▶ _Extract to read_:
=====
Let’s not get physical!

I had a slight mishap with my main PC on New Years’ Eve: Manjaro released a new kernel and I installed it without thinking -and, though I believe the PC rebooted fine, I couldn’t actually see anything on my monitor, so whether it had or not was really kind of moot!

So, a swift rebuild later, and we’re back in business -though it’s not quite how I imagined I would spend my New Years’ Eve!

Anyway: doing the rebuild, I made the decision not to re-install Strawberry or Clementine music players, which have long been my go-to music player/managers on all manner of Linuxes. Why not? Because I’d just released AMP and it was working nicely and I couldn’t imagine a need for either of the two ‘fat’ music players ever again.

I’m still happy with AMP: it does exactly what I need a media player to do. I particularly like the ‘random play’ feature: tell it to play music from a folder that doesn’t itself contain music, but which contains sub-folders which, at some point in the tree hierarchy, themselves contain music files, and AMP will randomly pick a folder to play. It’s meant I’ve been listening to a bewildering variety of composers since New Years’ Day that I probably would never have listened to if left to my own devices. For me, random selection of complete compositions to play is a very important feature to have -and it’s something no other music player I know of, on Windows or Linux, is able to offer.

But here’s the thing: the way AMP does its random selection at the moment is to search through every physical folder that contains FLAC music files and then sorts the results of that search into a random order, before picking the top of the scrambled list. Whilst that works, physically traversing a hard disk that contains 1.8TB of music in 10,000+ folders and containiing nearly 70,000 FLAC files is inevitably going to take time. Practically, the result is that every time I run AMP in random-play mode, it takes maybe 30 seconds or more for it to find something that it then decides to play.

I can live with that. (I wouldn’t have released it if I couldn’t!) It’s a bit like the old days, when you had to extract an LP from its cardboard sleeve, then remove the LP itself from a plastic or paper inner sleeve, place it on the turntable, and wait for the play arm to position itself, drop down, crackle a bit in the lead-in track, and then the music would begin… The anticipation that AMP will finally find something worth playing is worth enduring, I reckon! It’s all part of the (new and digital!) listening experience. 🙂 And yes, I realise that younger readers who have no idea what an LP is (or was!) won’t have the faintest idea what I’m on about, but that’s fine too:  let’s just agree that deferred gratification is a ‘thing’ that can be desirable, shall we?!
=====
▶ _Information provided_:
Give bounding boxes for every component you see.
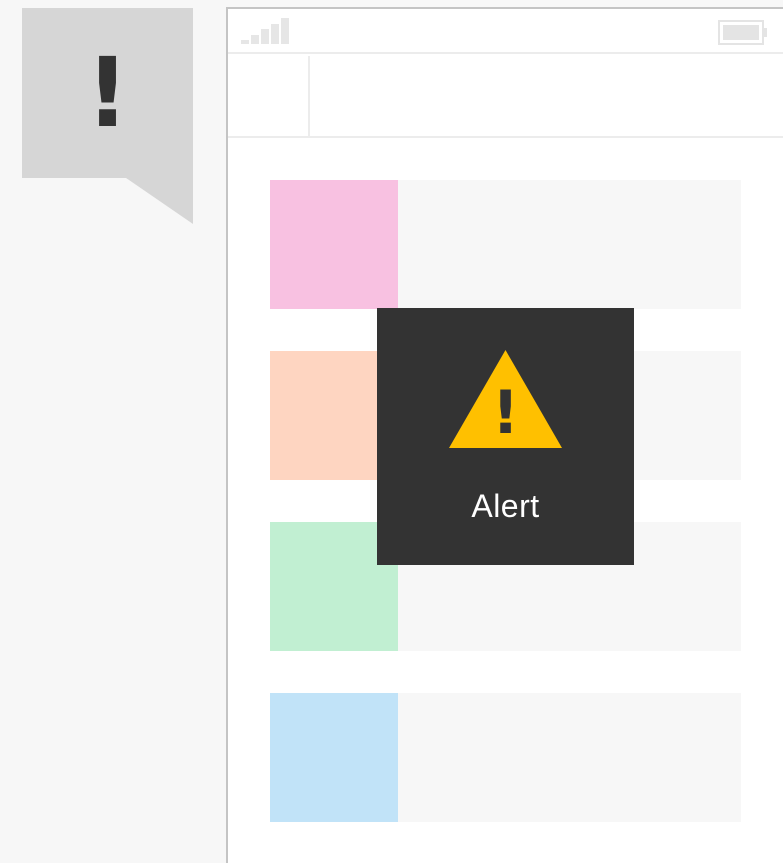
=====
▶ _Instructions_:
1 - From the post about AMP's random play, reproduce the passage that begins at the words "Anyway: doing the" and stops after the words "players ever again.".
2 - List every music player named by name in the AMP post.
3 - Extend the post about AMP's slow random-play search, picking up right after its last sentence.

▶ _Answers_:
1 -
Anyway: doing the rebuild, I made the decision not to re-install Strawberry or Clementine music players, which have long been my go-to music player/managers on all manner of Linuxes. Why not? Because I’d just released AMP and it was working nicely and I couldn’t imagine a need for either of the two ‘fat’ music players ever again.

2 - Strawberry, Clementine, AMP

3 -
But: really, the problem is in making AMP do a physical trawl through a music collection before it picks something to play. That is inevitably slow -and, worse, it’s inevitably biased. If I have 10,000 Bach tracks and 3,000 Mozart tracks and 4 Ēriks Ešenvalds tracks, what do you think the chances are that AMP will ever pick an Ēriks Ešenvalds track?! Practically zero as it turns out: the physical dimensions of your music collection will inevitably affect the results of a physical random walk through that collection. Composers with lots of tracks will tend to be favoured for selection over those that have fewer tracks. I noticed this almost immediately upon AMP’s release when I noticed an unusual propensity for it to select Bach, Mozart and Handel -three composers of whom I have an inordinately large number of ‘tracks’ of music.

I partially fixed this issue a day or two after release by letting you create an ‘excludes.txt’ file, in which you name composers you don’t want randomly selected. But the probability bias created by physically searching through music collections of uneven sizes is still inherent, even if mitigated somewhat.

Fundamentally: the only thing that will fix that physical size bias is to stop using physical searches through your music and to switch, instead, to logical searches.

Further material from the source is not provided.